Available data:
>> start
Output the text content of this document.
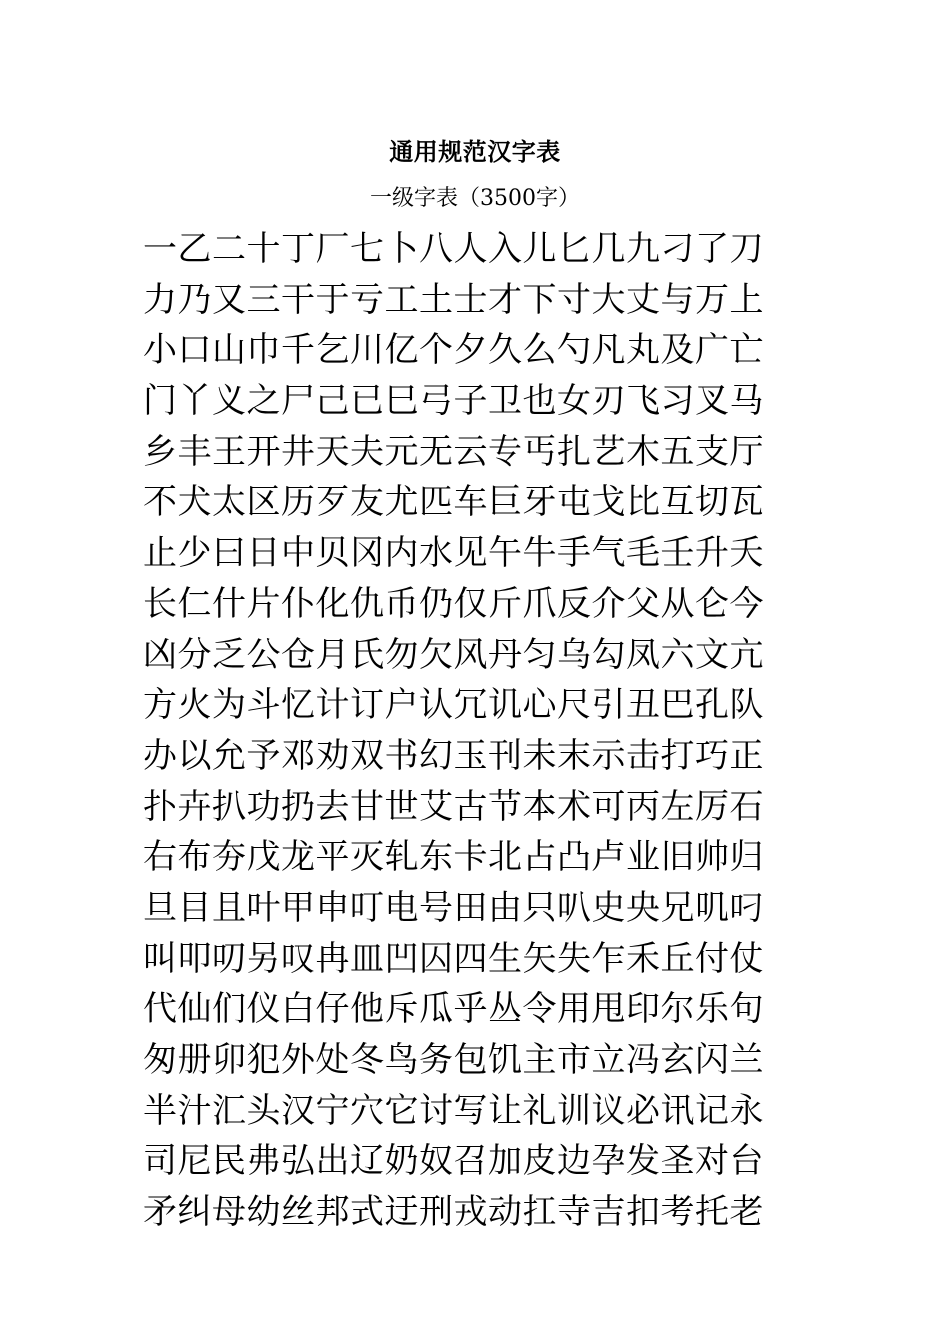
通用规范汉字表
一级字表（3500字）
一乙二十丁厂七卜八人入儿匕几九刁了刀
力乃又三干于亏工土士才下寸大丈与万上
小口山巾千乞川亿个夕久么勺凡丸及广亡
门丫义之尸己已巳弓子卫也女刃飞习叉马
乡丰王开井天夫元无云专丐扎艺木五支厅
不犬太区历歹友尤匹车巨牙屯戈比互切瓦
止少曰日中贝冈内水见午牛手气毛壬升夭
长仁什片仆化仇币仍仅斤爪反介父从仑今
凶分乏公仓月氏勿欠风丹匀乌勾凤六文亢
方火为斗忆计订户认冗讥心尺引丑巴孔队
办以允予邓劝双书幻玉刊未末示击打巧正
扑卉扒功扔去甘世艾古节本术可丙左厉石
右布夯戊龙平灭轧东卡北占凸卢业旧帅归
旦目且叶甲申叮电号田由只叭史央兄叽叼
叫叩叨另叹冉皿凹囚四生矢失乍禾丘付仗
代仙们仪白仔他斥瓜乎丛令用甩印尔乐句
匆册卯犯外处冬鸟务包饥主市立冯玄闪兰
半汁汇头汉宁穴它讨写让礼训议必讯记永
司尼民弗弘出辽奶奴召加皮边孕发圣对台
矛纠母幼丝邦式迂刑戎动扛寺吉扣考托老
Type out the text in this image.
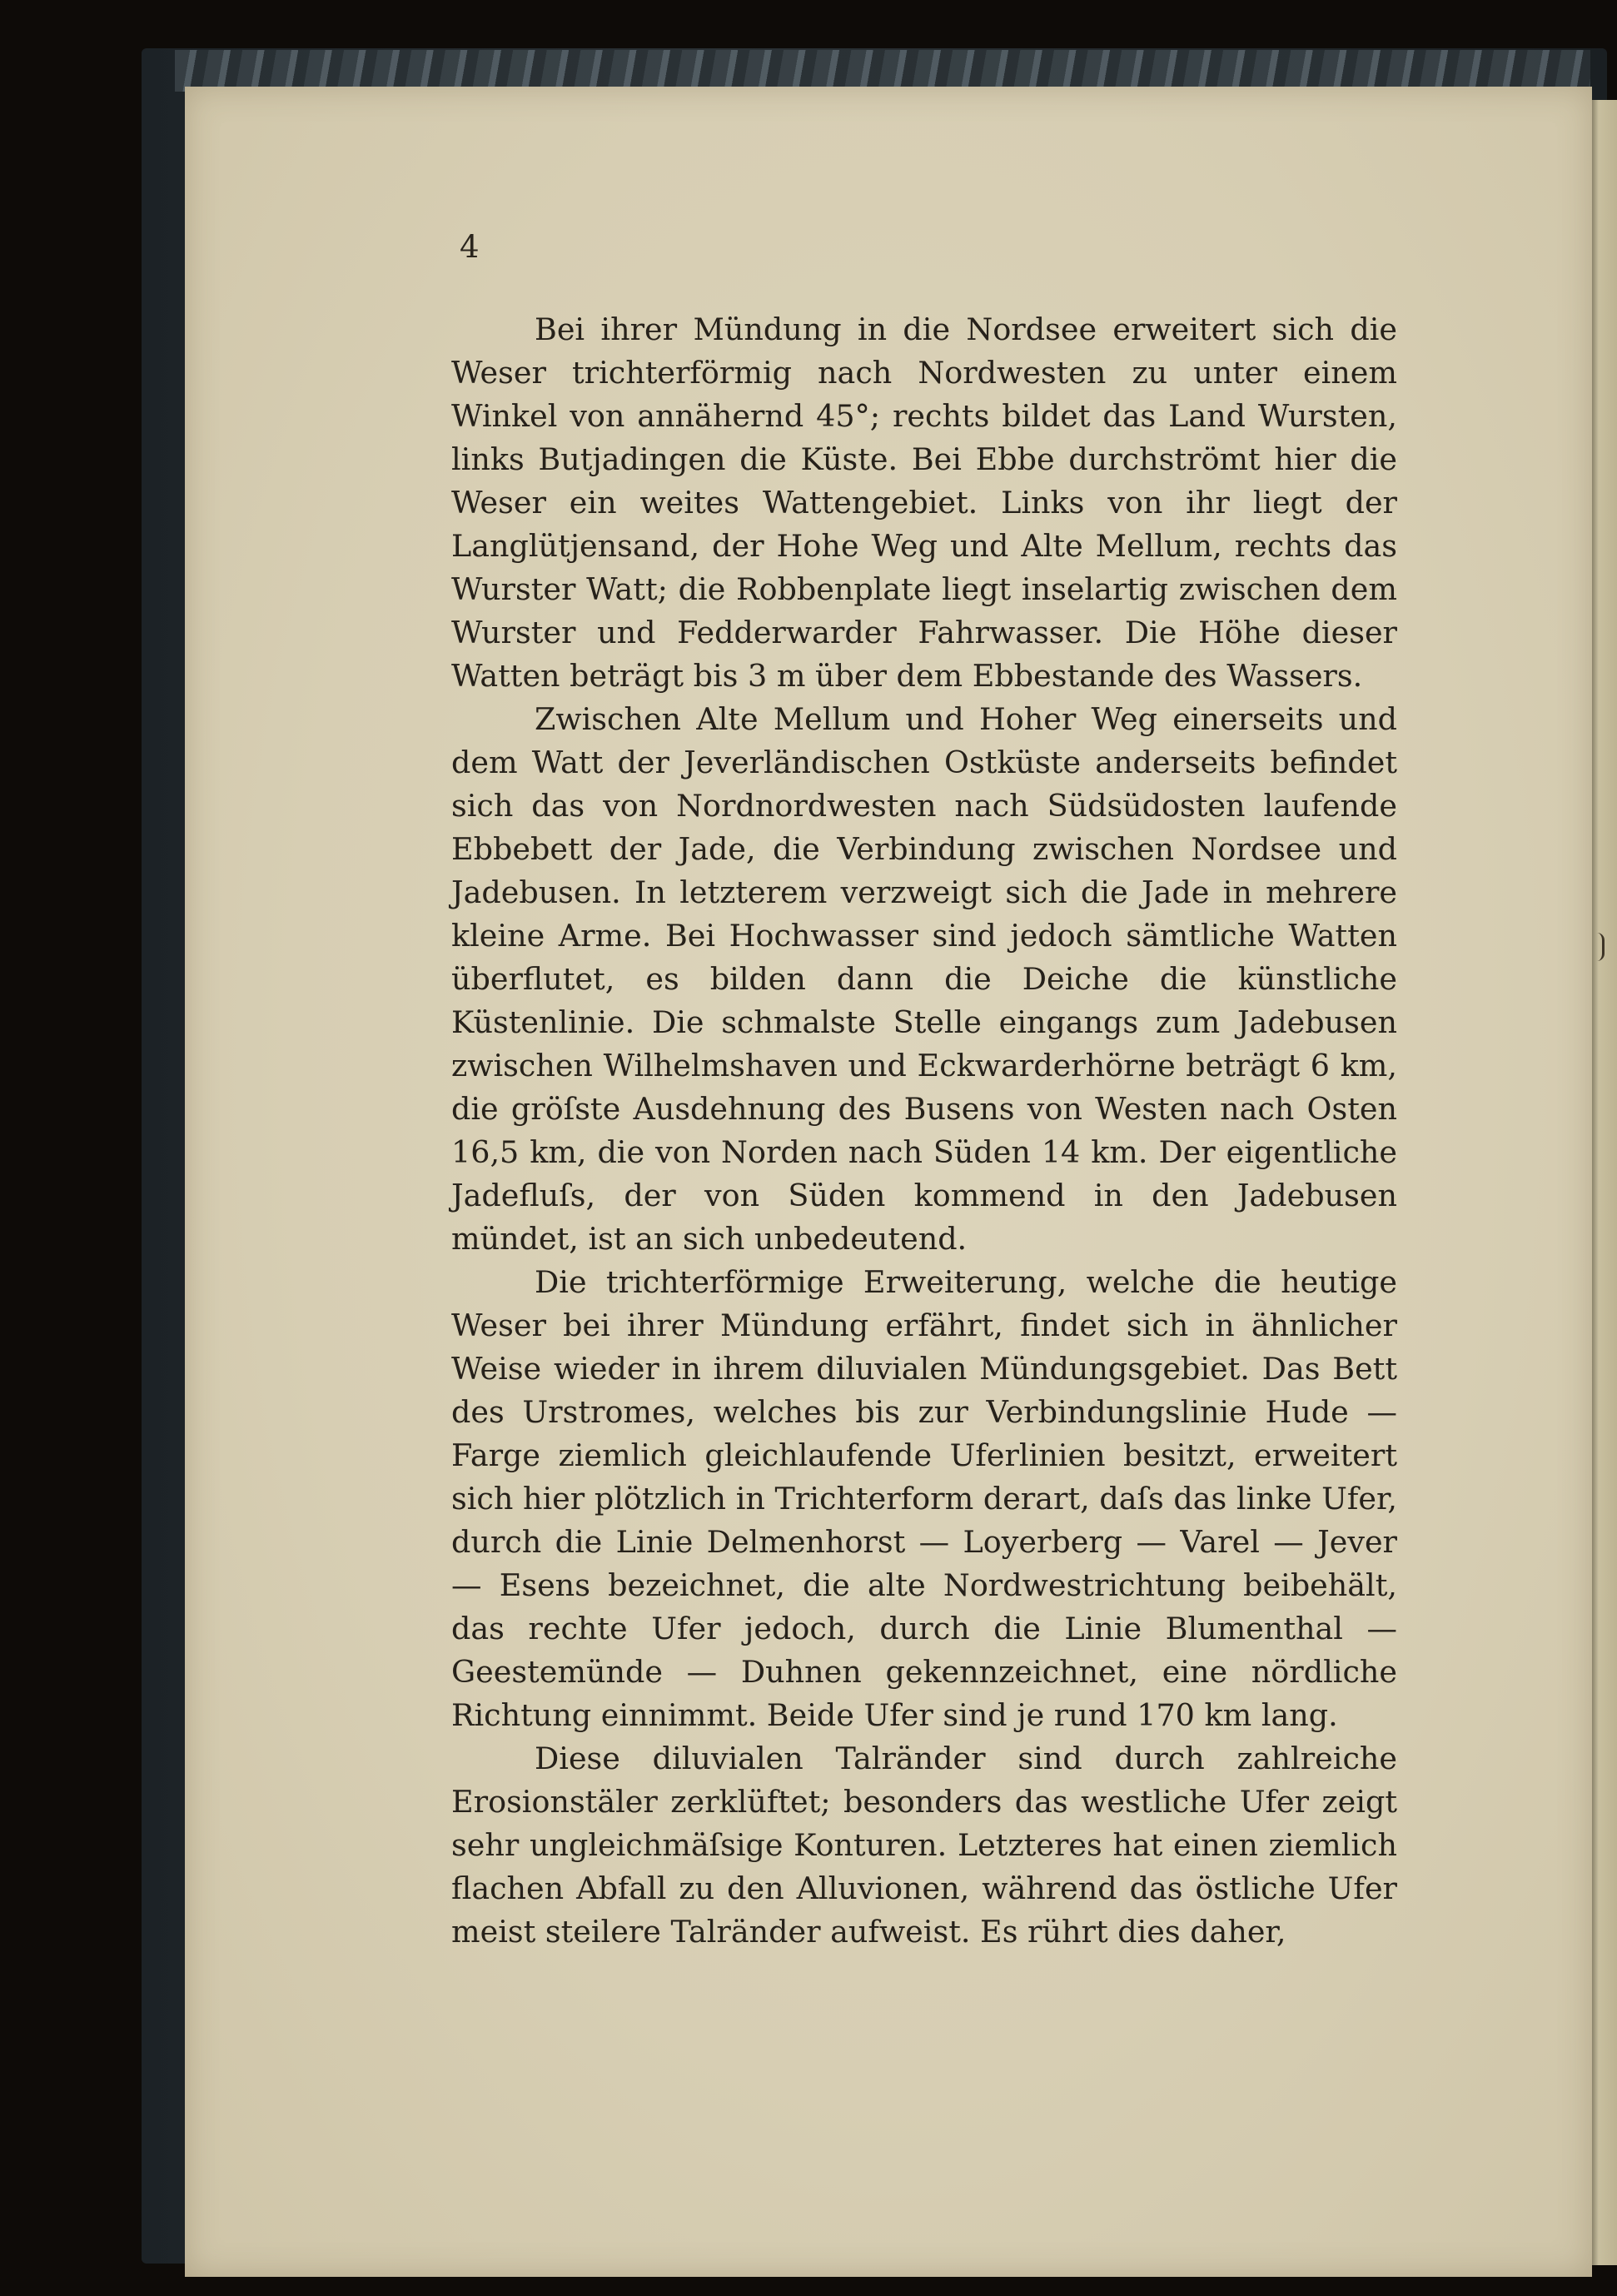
4

Bei ihrer Mündung in die Nordsee erweitert sich die Weser trichterförmig nach Nordwesten zu unter einem Winkel von annähernd 45°; rechts bildet das Land Wursten, links Butjadingen die Küste. Bei Ebbe durchströmt hier die Weser ein weites Wattengebiet. Links von ihr liegt der Langlütjensand, der Hohe Weg und Alte Mellum, rechts das Wurster Watt; die Robbenplate liegt inselartig zwischen dem Wurster und Fedderwarder Fahrwasser. Die Höhe dieser Watten beträgt bis 3 m über dem Ebbestande des Wassers.

Zwischen Alte Mellum und Hoher Weg einerseits und dem Watt der Jeverländischen Ostküste anderseits befindet sich das von Nordnordwesten nach Südsüdosten laufende Ebbebett der Jade, die Verbindung zwischen Nordsee und Jadebusen. In letzterem verzweigt sich die Jade in mehrere kleine Arme. Bei Hochwasser sind jedoch sämtliche Watten überflutet, es bilden dann die Deiche die künstliche Küstenlinie. Die schmalste Stelle eingangs zum Jadebusen zwischen Wilhelmshaven und Eckwarderhörne beträgt 6 km, die gröſste Ausdehnung des Busens von Westen nach Osten 16,5 km, die von Norden nach Süden 14 km. Der eigentliche Jadefluſs, der von Süden kommend in den Jadebusen mündet, ist an sich unbedeutend.

Die trichterförmige Erweiterung, welche die heutige Weser bei ihrer Mündung erfährt, findet sich in ähnlicher Weise wieder in ihrem diluvialen Mündungsgebiet. Das Bett des Urstromes, welches bis zur Verbindungslinie Hude — Farge ziemlich gleichlaufende Uferlinien besitzt, erweitert sich hier plötzlich in Trichterform derart, daſs das linke Ufer, durch die Linie Delmenhorst — Loyerberg — Varel — Jever — Esens bezeichnet, die alte Nordwestrichtung beibehält, das rechte Ufer jedoch, durch die Linie Blumenthal — Geestemünde — Duhnen gekennzeichnet, eine nördliche Richtung einnimmt. Beide Ufer sind je rund 170 km lang.

Diese diluvialen Talränder sind durch zahlreiche Erosionstäler zerklüftet; besonders das westliche Ufer zeigt sehr ungleichmäſsige Konturen. Letzteres hat einen ziemlich flachen Abfall zu den Alluvionen, während das östliche Ufer meist steilere Talränder aufweist. Es rührt dies daher,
>> end
Given task: Pictures are to be left out; all else in the entries above is to be quoted exactly.

Finished exercise:
Output the text content of this document.
通用规范汉字表
一级字表（3500字）
一乙二十丁厂七卜八人入儿匕几九刁了刀
力乃又三干于亏工土士才下寸大丈与万上
小口山巾千乞川亿个夕久么勺凡丸及广亡
门丫义之尸己已巳弓子卫也女刃飞习叉马
乡丰王开井天夫元无云专丐扎艺木五支厅
不犬太区历歹友尤匹车巨牙屯戈比互切瓦
止少曰日中贝冈内水见午牛手气毛壬升夭
长仁什片仆化仇币仍仅斤爪反介父从仑今
凶分乏公仓月氏勿欠风丹匀乌勾凤六文亢
方火为斗忆计订户认冗讥心尺引丑巴孔队
办以允予邓劝双书幻玉刊未末示击打巧正
扑卉扒功扔去甘世艾古节本术可丙左厉石
右布夯戊龙平灭轧东卡北占凸卢业旧帅归
旦目且叶甲申叮电号田由只叭史央兄叽叼
叫叩叨另叹冉皿凹囚四生矢失乍禾丘付仗
代仙们仪白仔他斥瓜乎丛令用甩印尔乐句
匆册卯犯外处冬鸟务包饥主市立冯玄闪兰
半汁汇头汉宁穴它讨写让礼训议必讯记永
司尼民弗弘出辽奶奴召加皮边孕发圣对台
矛纠母幼丝邦式迂刑戎动扛寺吉扣考托老
Type out the text in this image.
4

Bei ihrer Mündung in die Nordsee erweitert sich die Weser trichterförmig nach Nordwesten zu unter einem Winkel von annähernd 45°; rechts bildet das Land Wursten, links Butjadingen die Küste. Bei Ebbe durchströmt hier die Weser ein weites Wattengebiet. Links von ihr liegt der Langlütjensand, der Hohe Weg und Alte Mellum, rechts das Wurster Watt; die Robbenplate liegt inselartig zwischen dem Wurster und Fedderwarder Fahrwasser. Die Höhe dieser Watten beträgt bis 3 m über dem Ebbestande des Wassers.

Zwischen Alte Mellum und Hoher Weg einerseits und dem Watt der Jeverländischen Ostküste anderseits befindet sich das von Nordnordwesten nach Südsüdosten laufende Ebbebett der Jade, die Verbindung zwischen Nordsee und Jadebusen. In letzterem verzweigt sich die Jade in mehrere kleine Arme. Bei Hochwasser sind jedoch sämtliche Watten überflutet, es bilden dann die Deiche die künstliche Küstenlinie. Die schmalste Stelle eingangs zum Jadebusen zwischen Wilhelmshaven und Eckwarderhörne beträgt 6 km, die gröſste Ausdehnung des Busens von Westen nach Osten 16,5 km, die von Norden nach Süden 14 km. Der eigentliche Jadefluſs, der von Süden kommend in den Jadebusen mündet, ist an sich unbedeutend.

Die trichterförmige Erweiterung, welche die heutige Weser bei ihrer Mündung erfährt, findet sich in ähnlicher Weise wieder in ihrem diluvialen Mündungsgebiet. Das Bett des Urstromes, welches bis zur Verbindungslinie Hude — Farge ziemlich gleichlaufende Uferlinien besitzt, erweitert sich hier plötzlich in Trichterform derart, daſs das linke Ufer, durch die Linie Delmenhorst — Loyerberg — Varel — Jever — Esens bezeichnet, die alte Nordwestrichtung beibehält, das rechte Ufer jedoch, durch die Linie Blumenthal — Geestemünde — Duhnen gekennzeichnet, eine nördliche Richtung einnimmt. Beide Ufer sind je rund 170 km lang.

Diese diluvialen Talränder sind durch zahlreiche Erosionstäler zerklüftet; besonders das westliche Ufer zeigt sehr ungleichmäſsige Konturen. Letzteres hat einen ziemlich flachen Abfall zu den Alluvionen, während das östliche Ufer meist steilere Talränder aufweist. Es rührt dies daher,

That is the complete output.